Data records
::::::

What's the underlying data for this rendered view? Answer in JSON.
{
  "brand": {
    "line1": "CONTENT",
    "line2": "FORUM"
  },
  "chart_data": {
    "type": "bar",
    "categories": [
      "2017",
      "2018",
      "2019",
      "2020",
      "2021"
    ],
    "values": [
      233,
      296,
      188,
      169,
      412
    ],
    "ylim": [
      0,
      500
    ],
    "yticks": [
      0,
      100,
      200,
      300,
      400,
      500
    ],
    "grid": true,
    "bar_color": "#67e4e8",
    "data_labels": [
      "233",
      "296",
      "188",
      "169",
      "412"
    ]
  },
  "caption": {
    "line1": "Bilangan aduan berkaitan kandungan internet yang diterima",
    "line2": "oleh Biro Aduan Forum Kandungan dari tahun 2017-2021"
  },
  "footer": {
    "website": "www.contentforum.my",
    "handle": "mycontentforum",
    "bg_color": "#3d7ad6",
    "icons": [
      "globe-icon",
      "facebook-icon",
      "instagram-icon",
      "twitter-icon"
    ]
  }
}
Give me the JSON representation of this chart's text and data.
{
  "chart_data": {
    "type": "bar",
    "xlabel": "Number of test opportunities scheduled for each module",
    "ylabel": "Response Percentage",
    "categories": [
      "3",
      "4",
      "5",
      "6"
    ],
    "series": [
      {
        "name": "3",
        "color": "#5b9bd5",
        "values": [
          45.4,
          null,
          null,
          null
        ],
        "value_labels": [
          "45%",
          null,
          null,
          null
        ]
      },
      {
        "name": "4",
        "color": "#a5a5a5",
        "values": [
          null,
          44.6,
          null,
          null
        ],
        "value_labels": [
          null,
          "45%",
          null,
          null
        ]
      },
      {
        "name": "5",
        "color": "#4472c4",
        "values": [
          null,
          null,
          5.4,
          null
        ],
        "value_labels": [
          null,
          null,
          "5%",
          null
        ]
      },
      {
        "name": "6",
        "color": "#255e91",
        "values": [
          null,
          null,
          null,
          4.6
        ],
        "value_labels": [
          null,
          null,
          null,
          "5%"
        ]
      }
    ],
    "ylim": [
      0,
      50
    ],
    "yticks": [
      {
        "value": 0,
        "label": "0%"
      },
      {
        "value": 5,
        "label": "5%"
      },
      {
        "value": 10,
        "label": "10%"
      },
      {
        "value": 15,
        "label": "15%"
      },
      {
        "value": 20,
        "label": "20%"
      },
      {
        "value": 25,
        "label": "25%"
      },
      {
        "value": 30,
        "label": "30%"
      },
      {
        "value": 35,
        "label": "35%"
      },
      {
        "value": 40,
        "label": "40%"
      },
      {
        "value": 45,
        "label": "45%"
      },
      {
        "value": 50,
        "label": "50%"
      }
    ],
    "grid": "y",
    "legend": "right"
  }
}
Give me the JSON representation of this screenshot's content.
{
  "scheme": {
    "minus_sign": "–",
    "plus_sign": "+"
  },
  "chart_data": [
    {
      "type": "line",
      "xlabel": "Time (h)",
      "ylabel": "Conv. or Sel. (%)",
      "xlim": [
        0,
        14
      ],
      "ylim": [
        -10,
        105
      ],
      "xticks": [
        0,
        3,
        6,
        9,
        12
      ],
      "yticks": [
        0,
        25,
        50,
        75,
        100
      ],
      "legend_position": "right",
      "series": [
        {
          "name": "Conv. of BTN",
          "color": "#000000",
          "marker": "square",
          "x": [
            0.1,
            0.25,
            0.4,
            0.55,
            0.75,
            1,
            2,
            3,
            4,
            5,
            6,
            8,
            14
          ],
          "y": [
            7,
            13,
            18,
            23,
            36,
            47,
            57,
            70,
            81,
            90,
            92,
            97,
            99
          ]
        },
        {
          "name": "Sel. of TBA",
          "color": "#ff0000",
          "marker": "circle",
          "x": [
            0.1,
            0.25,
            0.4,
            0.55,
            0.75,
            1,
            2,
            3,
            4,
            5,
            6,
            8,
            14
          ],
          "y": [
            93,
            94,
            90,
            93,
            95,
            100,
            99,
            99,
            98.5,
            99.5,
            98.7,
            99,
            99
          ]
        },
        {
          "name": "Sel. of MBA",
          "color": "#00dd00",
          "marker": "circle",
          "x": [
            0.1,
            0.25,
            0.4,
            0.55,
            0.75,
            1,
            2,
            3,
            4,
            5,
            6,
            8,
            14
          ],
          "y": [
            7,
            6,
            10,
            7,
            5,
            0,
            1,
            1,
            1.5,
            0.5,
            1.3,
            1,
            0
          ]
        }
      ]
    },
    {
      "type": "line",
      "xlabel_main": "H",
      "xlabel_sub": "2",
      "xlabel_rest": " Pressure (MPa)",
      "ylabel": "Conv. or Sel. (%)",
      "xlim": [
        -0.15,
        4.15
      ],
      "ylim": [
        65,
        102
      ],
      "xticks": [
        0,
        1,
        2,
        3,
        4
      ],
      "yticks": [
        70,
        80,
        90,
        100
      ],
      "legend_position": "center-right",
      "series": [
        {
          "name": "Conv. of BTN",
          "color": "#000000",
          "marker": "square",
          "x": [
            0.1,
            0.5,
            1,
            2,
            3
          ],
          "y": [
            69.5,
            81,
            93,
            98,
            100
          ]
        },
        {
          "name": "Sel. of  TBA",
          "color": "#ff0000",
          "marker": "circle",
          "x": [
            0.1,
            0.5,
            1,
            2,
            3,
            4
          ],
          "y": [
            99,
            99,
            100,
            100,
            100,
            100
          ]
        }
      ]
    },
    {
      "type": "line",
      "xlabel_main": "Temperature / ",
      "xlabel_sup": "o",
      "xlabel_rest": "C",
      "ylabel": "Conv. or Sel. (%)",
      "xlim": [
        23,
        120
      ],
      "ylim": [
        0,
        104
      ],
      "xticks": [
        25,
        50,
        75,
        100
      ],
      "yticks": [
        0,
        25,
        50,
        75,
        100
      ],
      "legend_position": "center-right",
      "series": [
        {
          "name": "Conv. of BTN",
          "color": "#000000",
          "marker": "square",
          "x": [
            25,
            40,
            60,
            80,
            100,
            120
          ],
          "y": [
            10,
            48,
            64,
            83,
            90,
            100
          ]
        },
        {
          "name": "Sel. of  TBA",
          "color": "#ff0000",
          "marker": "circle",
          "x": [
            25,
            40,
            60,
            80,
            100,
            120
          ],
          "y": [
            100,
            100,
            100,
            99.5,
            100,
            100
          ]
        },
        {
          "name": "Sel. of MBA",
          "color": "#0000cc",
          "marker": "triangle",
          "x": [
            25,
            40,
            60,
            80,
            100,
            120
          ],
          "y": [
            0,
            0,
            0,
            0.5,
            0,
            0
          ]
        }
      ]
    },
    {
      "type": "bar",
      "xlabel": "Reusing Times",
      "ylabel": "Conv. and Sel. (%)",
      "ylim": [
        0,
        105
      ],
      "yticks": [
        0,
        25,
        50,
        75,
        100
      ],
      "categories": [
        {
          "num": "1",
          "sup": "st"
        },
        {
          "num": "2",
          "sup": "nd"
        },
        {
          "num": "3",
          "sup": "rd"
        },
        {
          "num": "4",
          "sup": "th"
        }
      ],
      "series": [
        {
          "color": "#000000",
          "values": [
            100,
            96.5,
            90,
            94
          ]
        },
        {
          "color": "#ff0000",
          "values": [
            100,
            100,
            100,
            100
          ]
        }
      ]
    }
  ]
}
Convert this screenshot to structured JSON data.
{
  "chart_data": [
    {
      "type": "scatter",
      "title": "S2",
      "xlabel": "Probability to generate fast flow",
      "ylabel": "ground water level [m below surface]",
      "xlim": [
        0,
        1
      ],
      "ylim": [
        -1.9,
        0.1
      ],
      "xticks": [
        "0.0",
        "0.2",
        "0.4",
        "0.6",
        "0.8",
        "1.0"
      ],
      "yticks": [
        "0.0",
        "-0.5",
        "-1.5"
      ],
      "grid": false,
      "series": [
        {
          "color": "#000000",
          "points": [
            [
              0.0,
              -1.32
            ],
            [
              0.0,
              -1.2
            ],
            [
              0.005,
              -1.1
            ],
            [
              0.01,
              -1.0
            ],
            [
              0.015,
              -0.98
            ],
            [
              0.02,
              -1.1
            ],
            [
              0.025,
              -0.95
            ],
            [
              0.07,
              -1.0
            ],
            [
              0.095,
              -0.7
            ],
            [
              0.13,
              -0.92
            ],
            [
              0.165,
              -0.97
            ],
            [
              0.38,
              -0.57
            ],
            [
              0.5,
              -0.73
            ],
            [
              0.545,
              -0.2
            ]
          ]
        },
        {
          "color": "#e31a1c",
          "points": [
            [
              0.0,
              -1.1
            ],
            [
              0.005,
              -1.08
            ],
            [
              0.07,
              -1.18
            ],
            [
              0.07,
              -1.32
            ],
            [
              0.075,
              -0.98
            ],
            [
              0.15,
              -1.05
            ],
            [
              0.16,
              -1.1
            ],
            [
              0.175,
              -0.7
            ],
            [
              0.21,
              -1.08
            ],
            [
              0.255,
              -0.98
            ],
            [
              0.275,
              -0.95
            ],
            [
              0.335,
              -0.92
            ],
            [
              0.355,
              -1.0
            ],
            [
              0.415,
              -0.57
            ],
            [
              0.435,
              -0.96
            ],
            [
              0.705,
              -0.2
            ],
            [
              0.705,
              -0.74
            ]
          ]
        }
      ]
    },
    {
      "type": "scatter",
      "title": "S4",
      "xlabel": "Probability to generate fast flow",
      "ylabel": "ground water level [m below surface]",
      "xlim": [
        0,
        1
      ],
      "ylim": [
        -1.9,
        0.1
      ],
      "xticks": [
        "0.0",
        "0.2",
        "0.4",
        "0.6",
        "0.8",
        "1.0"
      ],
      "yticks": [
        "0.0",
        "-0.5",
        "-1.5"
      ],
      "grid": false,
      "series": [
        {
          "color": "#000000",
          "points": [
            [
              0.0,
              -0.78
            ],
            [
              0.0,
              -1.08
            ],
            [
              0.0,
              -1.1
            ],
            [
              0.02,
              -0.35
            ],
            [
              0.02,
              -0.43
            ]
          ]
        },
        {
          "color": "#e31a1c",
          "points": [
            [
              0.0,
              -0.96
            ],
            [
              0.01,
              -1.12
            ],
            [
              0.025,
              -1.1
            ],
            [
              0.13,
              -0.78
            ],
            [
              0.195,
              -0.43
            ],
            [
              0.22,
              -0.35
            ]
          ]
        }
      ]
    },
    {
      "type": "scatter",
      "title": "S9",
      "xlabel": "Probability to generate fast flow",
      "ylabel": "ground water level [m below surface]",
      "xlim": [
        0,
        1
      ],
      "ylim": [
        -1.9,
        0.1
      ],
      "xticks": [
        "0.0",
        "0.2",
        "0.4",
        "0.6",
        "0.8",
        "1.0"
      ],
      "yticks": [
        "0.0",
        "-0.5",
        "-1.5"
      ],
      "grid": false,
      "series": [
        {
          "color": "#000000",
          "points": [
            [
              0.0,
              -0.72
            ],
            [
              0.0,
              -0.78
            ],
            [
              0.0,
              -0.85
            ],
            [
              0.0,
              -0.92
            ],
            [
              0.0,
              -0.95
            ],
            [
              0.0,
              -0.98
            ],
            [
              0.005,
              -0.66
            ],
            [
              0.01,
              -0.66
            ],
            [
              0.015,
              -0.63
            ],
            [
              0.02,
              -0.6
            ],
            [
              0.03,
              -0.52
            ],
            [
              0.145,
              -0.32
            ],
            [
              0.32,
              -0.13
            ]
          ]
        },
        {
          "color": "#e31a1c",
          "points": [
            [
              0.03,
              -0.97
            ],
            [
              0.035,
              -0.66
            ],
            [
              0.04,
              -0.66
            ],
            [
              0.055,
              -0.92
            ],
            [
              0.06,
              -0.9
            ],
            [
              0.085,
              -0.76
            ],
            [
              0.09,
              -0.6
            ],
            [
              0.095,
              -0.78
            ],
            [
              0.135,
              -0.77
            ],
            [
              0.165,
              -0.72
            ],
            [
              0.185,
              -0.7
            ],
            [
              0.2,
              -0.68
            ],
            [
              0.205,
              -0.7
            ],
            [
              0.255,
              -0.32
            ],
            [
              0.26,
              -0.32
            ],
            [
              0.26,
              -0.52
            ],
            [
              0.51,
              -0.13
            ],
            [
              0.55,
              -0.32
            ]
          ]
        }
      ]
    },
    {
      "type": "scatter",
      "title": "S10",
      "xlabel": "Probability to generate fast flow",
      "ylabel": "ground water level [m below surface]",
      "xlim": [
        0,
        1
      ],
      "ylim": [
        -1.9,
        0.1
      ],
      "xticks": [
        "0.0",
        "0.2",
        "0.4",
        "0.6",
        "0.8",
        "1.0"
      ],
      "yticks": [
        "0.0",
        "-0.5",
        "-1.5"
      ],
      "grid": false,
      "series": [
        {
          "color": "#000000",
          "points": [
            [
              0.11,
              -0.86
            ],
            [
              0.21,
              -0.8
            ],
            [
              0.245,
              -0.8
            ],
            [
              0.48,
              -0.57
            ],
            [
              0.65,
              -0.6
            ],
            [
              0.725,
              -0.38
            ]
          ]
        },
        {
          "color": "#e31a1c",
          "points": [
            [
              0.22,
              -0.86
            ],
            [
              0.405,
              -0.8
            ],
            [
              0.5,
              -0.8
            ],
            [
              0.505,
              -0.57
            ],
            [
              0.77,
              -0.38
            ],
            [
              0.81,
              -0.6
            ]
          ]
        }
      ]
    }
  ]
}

::::::

- INSTRUCTIONS TO FOLLOW -
Report the number of lines in the listing where the string "this" appears, and nothing besides.

- SOLVED EXERCISE -
4